In the lines below, how many hold the word "JSON"? Answer only with the number.

▬▬▬▬▬▬▬▬▬▬

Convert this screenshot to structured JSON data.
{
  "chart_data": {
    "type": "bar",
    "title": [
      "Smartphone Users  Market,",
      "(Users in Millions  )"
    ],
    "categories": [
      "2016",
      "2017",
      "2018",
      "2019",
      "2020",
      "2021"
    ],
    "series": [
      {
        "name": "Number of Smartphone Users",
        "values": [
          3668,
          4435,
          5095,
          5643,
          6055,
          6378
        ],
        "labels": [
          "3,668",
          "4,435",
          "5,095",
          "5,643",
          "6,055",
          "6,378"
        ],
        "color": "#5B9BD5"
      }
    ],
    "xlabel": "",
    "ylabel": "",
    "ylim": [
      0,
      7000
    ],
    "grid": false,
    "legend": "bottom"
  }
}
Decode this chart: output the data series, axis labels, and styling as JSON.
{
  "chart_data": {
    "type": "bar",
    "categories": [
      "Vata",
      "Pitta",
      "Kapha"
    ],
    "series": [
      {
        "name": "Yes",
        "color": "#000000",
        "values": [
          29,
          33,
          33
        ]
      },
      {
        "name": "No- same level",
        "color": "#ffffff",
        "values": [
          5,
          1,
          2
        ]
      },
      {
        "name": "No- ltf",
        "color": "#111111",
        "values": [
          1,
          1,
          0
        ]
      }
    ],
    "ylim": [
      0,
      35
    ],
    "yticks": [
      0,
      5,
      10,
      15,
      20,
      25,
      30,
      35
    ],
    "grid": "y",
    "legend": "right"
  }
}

▬▬▬▬▬▬▬▬▬▬

Expected answer: 2